# Goal of the exercise:
Quote the data below in full, minus the images.

= = = = =

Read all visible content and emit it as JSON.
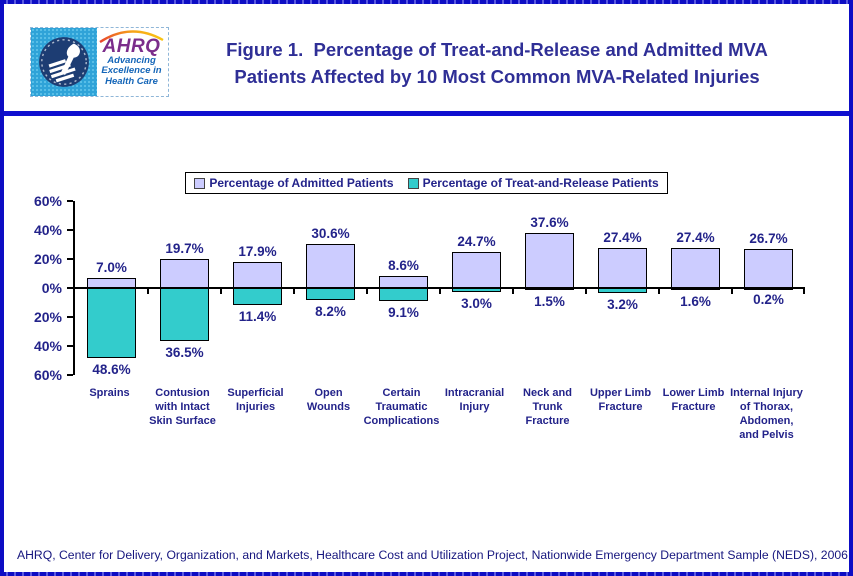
{
  "header": {
    "logo": {
      "ahrq_text": "AHRQ",
      "tagline_line1": "Advancing",
      "tagline_line2": "Excellence in",
      "tagline_line3": "Health Care"
    },
    "title_line1": "Figure 1.  Percentage of Treat-and-Release and Admitted MVA",
    "title_line2": "Patients Affected by 10 Most Common MVA-Related Injuries"
  },
  "footer": {
    "source": "AHRQ, Center for Delivery, Organization, and Markets, Healthcare Cost and Utilization Project, Nationwide Emergency Department Sample (NEDS), 2006"
  },
  "chart_data": {
    "type": "bar",
    "orientation": "diverging-vertical",
    "title": "Figure 1. Percentage of Treat-and-Release and Admitted MVA Patients Affected by 10 Most Common MVA-Related Injuries",
    "categories": [
      "Sprains",
      "Contusion with Intact Skin Surface",
      "Superficial Injuries",
      "Open Wounds",
      "Certain Traumatic Complications",
      "Intracranial Injury",
      "Neck and Trunk Fracture",
      "Upper Limb Fracture",
      "Lower Limb Fracture",
      "Internal Injury of Thorax, Abdomen, and Pelvis"
    ],
    "series": [
      {
        "name": "Percentage of Admitted Patients",
        "direction": "up",
        "color": "#ccccff",
        "values": [
          7.0,
          19.7,
          17.9,
          30.6,
          8.6,
          24.7,
          37.6,
          27.4,
          27.4,
          26.7
        ],
        "labels": [
          "7.0%",
          "19.7%",
          "17.9%",
          "30.6%",
          "8.6%",
          "24.7%",
          "37.6%",
          "27.4%",
          "27.4%",
          "26.7%"
        ]
      },
      {
        "name": "Percentage of Treat-and-Release Patients",
        "direction": "down",
        "color": "#33cccc",
        "values": [
          48.6,
          36.5,
          11.4,
          8.2,
          9.1,
          3.0,
          1.5,
          3.2,
          1.6,
          0.2
        ],
        "labels": [
          "48.6%",
          "36.5%",
          "11.4%",
          "8.2%",
          "9.1%",
          "3.0%",
          "1.5%",
          "3.2%",
          "1.6%",
          "0.2%"
        ]
      }
    ],
    "y_axis": {
      "tick_labels": [
        "60%",
        "40%",
        "20%",
        "0%",
        "20%",
        "40%",
        "60%"
      ],
      "max": 60,
      "min": -60,
      "step": 20,
      "unit": "%"
    },
    "legend": [
      "Percentage of Admitted Patients",
      "Percentage of Treat-and-Release Patients"
    ],
    "legend_position": "top-center",
    "grid": false
  }
}
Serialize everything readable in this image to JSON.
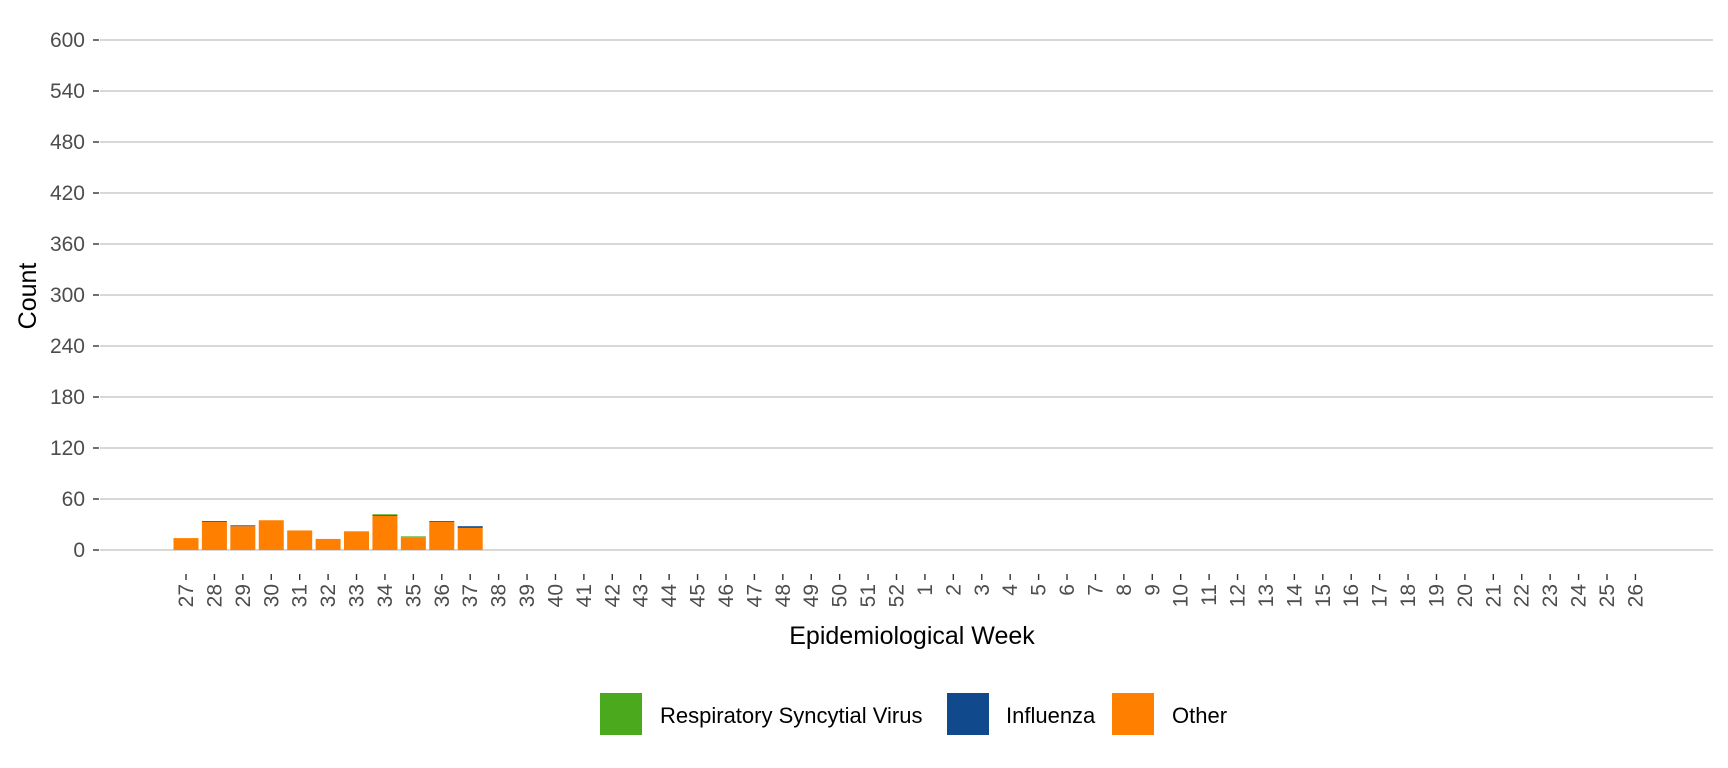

= = = = =

# Response area:
Read all visible content and emit it as JSON.
{
  "header": {
    "logo": {
      "ahrq_text": "AHRQ",
      "tagline_line1": "Advancing",
      "tagline_line2": "Excellence in",
      "tagline_line3": "Health Care"
    },
    "title_line1": "Figure 1.  Percentage of Treat-and-Release and Admitted MVA",
    "title_line2": "Patients Affected by 10 Most Common MVA-Related Injuries"
  },
  "footer": {
    "source": "AHRQ, Center for Delivery, Organization, and Markets, Healthcare Cost and Utilization Project, Nationwide Emergency Department Sample (NEDS), 2006"
  },
  "chart_data": {
    "type": "bar",
    "orientation": "diverging-vertical",
    "title": "Figure 1. Percentage of Treat-and-Release and Admitted MVA Patients Affected by 10 Most Common MVA-Related Injuries",
    "categories": [
      "Sprains",
      "Contusion with Intact Skin Surface",
      "Superficial Injuries",
      "Open Wounds",
      "Certain Traumatic Complications",
      "Intracranial Injury",
      "Neck and Trunk Fracture",
      "Upper Limb Fracture",
      "Lower Limb Fracture",
      "Internal Injury of Thorax, Abdomen, and Pelvis"
    ],
    "series": [
      {
        "name": "Percentage of Admitted Patients",
        "direction": "up",
        "color": "#ccccff",
        "values": [
          7.0,
          19.7,
          17.9,
          30.6,
          8.6,
          24.7,
          37.6,
          27.4,
          27.4,
          26.7
        ],
        "labels": [
          "7.0%",
          "19.7%",
          "17.9%",
          "30.6%",
          "8.6%",
          "24.7%",
          "37.6%",
          "27.4%",
          "27.4%",
          "26.7%"
        ]
      },
      {
        "name": "Percentage of Treat-and-Release Patients",
        "direction": "down",
        "color": "#33cccc",
        "values": [
          48.6,
          36.5,
          11.4,
          8.2,
          9.1,
          3.0,
          1.5,
          3.2,
          1.6,
          0.2
        ],
        "labels": [
          "48.6%",
          "36.5%",
          "11.4%",
          "8.2%",
          "9.1%",
          "3.0%",
          "1.5%",
          "3.2%",
          "1.6%",
          "0.2%"
        ]
      }
    ],
    "y_axis": {
      "tick_labels": [
        "60%",
        "40%",
        "20%",
        "0%",
        "20%",
        "40%",
        "60%"
      ],
      "max": 60,
      "min": -60,
      "step": 20,
      "unit": "%"
    },
    "legend": [
      "Percentage of Admitted Patients",
      "Percentage of Treat-and-Release Patients"
    ],
    "legend_position": "top-center",
    "grid": false
  }
}
Serialize everything readable in this image to JSON.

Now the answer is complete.